- TO DO: Please output the listing's lines from the one containing "question-1-answer: 答案：C bbox=[145, 516, 210, 537]" through the one containing "pen-logo-icon bbox=[227, 1210, 267, 1250]", both included, reproducing each character for character.

━━━━━ PROVIDED DATA

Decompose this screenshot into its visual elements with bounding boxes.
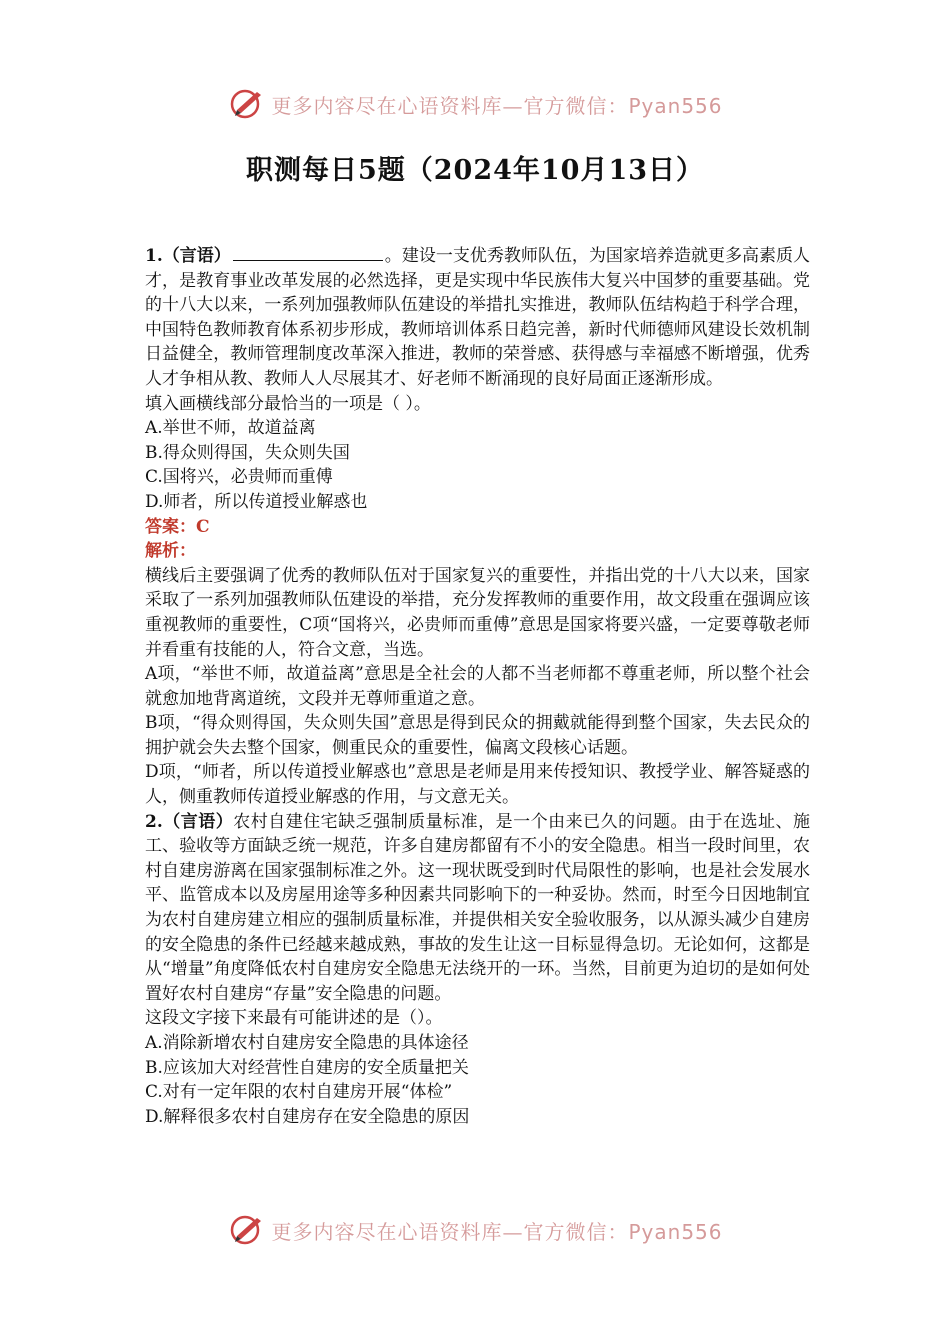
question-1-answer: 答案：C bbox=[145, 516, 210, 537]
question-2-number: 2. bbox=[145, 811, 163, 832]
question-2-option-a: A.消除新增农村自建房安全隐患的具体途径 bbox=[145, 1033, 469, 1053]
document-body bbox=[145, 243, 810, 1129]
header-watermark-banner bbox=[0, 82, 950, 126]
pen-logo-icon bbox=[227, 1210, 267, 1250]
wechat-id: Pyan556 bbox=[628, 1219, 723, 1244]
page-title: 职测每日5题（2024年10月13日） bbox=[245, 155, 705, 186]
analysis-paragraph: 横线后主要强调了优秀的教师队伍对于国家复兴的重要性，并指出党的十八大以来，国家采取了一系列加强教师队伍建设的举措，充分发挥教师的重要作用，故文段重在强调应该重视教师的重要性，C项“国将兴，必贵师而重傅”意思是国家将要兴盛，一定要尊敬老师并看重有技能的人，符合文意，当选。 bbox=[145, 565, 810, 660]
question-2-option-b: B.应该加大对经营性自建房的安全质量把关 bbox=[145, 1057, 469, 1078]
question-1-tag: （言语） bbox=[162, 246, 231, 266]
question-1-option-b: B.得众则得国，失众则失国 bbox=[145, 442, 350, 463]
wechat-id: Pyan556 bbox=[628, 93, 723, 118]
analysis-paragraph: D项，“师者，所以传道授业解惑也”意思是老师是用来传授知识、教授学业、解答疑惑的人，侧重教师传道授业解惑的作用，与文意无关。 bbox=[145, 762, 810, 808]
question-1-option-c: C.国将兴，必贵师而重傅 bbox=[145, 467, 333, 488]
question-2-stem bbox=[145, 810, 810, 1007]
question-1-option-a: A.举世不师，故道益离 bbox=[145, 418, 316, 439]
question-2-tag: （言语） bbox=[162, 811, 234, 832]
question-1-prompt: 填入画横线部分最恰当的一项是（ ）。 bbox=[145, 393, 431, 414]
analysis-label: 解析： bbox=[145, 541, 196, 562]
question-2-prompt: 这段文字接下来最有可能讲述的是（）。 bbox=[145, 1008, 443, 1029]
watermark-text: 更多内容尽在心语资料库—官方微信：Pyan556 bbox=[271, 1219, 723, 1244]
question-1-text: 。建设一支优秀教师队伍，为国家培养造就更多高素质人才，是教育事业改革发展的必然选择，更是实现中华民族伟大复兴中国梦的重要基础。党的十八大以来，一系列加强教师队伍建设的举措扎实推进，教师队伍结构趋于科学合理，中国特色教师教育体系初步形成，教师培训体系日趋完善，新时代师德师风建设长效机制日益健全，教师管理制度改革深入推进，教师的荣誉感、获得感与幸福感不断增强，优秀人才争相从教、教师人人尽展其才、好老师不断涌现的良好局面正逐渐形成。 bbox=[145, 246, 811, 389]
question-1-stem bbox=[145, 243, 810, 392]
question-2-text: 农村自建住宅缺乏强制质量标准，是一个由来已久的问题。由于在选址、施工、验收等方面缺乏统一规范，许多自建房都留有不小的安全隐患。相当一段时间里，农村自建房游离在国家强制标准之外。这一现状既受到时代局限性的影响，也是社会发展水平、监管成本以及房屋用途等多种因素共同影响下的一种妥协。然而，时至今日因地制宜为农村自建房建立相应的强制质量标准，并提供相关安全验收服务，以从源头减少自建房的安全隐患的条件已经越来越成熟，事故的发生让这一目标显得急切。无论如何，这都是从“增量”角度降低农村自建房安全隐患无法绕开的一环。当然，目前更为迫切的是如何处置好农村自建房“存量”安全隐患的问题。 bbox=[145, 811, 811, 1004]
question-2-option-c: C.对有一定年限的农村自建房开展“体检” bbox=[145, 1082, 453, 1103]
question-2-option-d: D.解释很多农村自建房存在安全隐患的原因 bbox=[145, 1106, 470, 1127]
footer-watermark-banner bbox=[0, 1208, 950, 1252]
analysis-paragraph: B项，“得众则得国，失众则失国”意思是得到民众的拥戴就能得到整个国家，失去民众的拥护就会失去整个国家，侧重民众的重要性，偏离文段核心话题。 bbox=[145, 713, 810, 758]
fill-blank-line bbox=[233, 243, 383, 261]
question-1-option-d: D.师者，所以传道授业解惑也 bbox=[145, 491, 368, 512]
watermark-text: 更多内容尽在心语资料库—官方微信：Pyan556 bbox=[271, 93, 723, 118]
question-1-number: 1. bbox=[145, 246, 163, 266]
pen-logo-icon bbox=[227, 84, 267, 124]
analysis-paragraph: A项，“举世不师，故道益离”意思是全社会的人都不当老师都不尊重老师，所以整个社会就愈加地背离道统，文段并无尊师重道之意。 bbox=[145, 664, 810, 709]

━━━━━━━━━━
━━━━━ PROVIDED DATA

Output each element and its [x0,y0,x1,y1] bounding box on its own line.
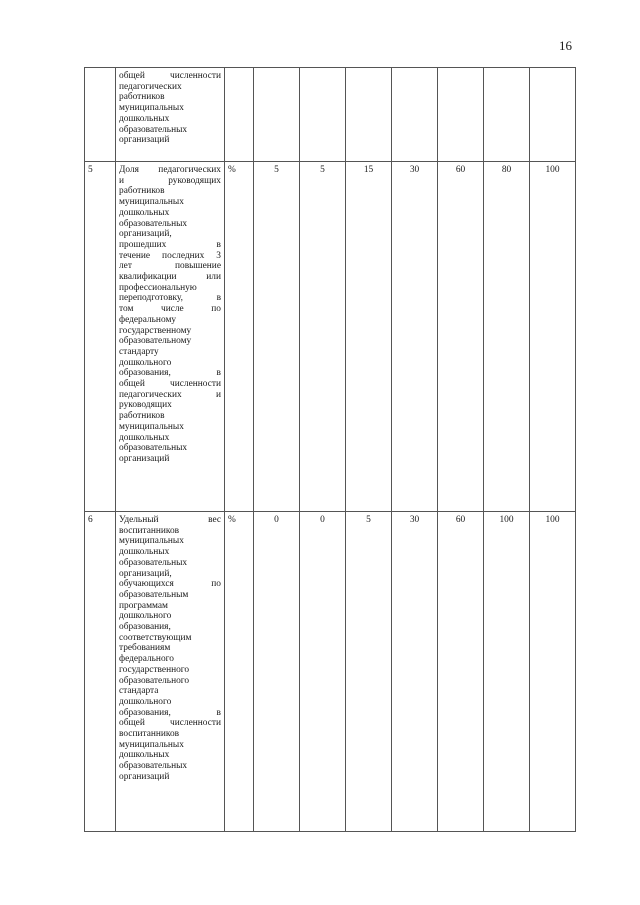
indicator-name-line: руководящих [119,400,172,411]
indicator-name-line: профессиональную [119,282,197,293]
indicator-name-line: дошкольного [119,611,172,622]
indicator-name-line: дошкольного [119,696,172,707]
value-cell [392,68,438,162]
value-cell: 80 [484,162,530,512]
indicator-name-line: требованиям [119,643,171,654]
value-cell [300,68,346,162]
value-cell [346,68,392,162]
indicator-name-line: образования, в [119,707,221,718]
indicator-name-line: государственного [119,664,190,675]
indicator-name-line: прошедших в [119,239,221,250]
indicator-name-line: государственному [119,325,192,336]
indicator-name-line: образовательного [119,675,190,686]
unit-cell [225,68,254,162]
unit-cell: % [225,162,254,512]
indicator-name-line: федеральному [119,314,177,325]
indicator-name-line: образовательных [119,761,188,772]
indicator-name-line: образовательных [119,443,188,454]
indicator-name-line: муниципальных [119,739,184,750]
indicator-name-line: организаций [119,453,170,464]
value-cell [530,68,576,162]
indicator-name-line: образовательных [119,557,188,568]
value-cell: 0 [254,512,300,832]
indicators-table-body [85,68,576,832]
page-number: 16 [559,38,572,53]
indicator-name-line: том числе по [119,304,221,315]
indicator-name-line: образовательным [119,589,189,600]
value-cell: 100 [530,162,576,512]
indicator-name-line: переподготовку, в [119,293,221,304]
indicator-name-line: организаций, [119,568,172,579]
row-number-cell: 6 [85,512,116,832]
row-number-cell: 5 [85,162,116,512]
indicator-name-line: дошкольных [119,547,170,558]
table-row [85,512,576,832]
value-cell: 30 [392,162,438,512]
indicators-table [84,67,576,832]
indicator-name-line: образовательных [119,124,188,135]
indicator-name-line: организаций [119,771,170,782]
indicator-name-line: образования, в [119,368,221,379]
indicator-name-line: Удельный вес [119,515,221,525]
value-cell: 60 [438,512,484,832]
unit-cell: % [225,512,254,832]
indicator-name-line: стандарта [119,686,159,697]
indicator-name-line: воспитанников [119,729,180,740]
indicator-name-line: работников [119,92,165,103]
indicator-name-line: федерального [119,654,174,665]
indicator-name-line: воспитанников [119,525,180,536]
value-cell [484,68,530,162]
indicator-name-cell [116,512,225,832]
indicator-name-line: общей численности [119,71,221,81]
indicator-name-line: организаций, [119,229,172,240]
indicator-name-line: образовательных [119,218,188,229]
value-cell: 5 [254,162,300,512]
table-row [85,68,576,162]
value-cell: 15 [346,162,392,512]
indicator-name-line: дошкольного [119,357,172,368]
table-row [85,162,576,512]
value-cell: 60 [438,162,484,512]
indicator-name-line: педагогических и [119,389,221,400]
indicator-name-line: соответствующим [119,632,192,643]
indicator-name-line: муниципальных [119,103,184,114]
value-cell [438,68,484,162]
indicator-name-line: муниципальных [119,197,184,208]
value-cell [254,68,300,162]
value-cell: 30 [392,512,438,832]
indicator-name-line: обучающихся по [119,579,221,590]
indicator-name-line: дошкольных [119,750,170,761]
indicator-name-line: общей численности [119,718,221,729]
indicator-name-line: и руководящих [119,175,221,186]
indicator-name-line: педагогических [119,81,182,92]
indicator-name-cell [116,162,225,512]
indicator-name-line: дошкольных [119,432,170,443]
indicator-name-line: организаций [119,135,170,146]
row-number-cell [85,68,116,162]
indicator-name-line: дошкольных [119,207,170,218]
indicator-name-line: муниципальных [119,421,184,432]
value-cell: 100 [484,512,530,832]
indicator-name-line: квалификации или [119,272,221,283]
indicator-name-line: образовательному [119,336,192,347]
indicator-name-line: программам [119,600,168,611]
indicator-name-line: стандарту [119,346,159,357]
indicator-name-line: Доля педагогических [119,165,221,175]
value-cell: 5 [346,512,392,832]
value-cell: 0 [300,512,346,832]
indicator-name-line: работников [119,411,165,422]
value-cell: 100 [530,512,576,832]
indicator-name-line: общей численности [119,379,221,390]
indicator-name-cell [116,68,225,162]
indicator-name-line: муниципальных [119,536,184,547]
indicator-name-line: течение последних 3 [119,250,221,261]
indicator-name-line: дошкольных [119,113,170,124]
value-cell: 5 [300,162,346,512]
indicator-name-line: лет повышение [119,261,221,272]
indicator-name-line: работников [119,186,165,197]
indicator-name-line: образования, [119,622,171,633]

━━━━━━━━━━

- FINISHED EXERCISE:
question-1-answer: 答案：C bbox=[145, 516, 210, 537]
question-2-number: 2. bbox=[145, 811, 163, 832]
question-2-option-a: A.消除新增农村自建房安全隐患的具体途径 bbox=[145, 1033, 469, 1053]
document-body bbox=[145, 243, 810, 1129]
header-watermark-banner bbox=[0, 82, 950, 126]
pen-logo-icon bbox=[227, 1210, 267, 1250]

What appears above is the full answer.